_What you have to do_: How many of the lines contain the string "here"? Give the number, with no other words.

_Recorded data_:
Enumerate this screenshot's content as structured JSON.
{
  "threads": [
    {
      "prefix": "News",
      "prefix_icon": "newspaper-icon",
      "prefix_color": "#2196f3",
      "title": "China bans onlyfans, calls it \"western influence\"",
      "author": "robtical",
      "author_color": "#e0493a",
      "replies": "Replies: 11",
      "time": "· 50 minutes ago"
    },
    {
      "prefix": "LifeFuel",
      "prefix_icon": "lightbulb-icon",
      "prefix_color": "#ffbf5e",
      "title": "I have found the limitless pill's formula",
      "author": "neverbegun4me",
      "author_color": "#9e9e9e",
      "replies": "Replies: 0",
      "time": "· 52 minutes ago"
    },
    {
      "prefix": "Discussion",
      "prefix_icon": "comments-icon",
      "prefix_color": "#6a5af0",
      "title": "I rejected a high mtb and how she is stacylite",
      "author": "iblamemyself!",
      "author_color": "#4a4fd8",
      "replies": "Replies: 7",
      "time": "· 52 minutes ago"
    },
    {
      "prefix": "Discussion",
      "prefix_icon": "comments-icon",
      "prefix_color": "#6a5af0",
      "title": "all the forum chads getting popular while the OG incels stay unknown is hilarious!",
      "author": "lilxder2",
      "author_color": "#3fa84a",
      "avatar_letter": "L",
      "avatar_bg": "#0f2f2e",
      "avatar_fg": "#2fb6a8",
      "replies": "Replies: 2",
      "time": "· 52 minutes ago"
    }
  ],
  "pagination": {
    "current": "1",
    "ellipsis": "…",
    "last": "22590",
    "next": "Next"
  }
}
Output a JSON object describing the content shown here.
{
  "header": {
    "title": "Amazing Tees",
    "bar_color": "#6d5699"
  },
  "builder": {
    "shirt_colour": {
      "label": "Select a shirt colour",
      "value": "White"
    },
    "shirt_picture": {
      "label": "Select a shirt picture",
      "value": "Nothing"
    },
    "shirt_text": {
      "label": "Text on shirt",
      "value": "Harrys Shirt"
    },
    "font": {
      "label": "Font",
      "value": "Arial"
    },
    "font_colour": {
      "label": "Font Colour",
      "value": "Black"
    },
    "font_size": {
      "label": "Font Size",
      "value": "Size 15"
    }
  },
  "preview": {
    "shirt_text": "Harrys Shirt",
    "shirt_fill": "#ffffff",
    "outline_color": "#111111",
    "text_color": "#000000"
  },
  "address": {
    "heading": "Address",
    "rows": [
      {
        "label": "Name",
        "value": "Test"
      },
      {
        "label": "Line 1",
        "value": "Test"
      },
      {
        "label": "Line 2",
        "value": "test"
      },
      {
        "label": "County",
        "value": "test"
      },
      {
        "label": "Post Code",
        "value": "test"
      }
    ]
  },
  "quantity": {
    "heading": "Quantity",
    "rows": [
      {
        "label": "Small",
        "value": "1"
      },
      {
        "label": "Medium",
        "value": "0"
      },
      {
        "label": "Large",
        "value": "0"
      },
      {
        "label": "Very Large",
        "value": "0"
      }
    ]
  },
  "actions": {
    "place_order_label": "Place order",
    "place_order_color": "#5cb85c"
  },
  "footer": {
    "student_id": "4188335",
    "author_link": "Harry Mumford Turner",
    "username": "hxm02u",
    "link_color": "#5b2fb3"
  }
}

* * *

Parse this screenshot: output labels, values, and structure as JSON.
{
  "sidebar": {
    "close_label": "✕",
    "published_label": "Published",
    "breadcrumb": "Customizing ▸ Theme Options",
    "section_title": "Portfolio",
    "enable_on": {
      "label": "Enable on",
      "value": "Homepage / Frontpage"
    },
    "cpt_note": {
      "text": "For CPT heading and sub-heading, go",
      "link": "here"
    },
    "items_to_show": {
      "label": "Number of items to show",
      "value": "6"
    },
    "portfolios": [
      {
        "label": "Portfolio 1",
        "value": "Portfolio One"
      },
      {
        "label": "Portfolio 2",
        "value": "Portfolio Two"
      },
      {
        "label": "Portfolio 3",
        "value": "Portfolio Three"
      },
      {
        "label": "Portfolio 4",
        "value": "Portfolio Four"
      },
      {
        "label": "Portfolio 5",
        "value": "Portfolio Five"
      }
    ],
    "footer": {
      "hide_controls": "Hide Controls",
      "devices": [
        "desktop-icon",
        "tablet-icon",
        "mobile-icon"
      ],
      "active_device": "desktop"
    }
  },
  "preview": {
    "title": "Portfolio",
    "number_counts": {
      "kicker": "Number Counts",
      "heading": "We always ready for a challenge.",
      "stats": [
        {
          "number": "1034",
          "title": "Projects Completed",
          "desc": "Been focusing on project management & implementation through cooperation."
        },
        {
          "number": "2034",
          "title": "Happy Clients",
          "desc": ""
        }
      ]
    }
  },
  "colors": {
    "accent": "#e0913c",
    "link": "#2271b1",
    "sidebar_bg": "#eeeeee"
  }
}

* * *

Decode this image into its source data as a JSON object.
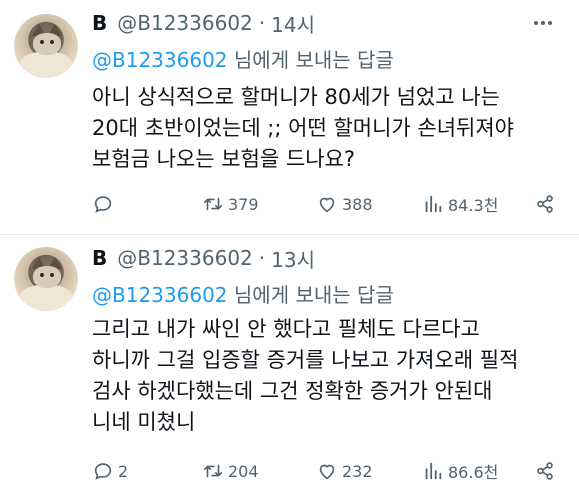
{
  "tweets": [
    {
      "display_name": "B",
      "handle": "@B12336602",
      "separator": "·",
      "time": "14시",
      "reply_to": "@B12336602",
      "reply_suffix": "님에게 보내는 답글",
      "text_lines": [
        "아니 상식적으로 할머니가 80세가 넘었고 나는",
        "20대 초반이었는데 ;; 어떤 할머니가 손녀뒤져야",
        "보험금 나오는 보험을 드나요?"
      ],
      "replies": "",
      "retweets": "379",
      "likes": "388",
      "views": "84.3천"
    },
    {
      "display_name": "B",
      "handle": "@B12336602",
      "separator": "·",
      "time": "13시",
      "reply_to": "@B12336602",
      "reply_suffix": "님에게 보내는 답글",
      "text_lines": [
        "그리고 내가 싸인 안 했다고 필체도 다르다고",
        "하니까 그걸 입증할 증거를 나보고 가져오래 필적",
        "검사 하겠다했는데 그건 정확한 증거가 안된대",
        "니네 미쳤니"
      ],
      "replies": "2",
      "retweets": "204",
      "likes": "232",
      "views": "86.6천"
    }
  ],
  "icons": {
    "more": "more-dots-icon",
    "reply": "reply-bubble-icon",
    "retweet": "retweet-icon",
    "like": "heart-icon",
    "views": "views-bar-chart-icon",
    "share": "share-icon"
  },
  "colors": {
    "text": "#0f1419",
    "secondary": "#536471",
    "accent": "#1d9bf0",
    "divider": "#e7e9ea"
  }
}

_Result for this task_: 2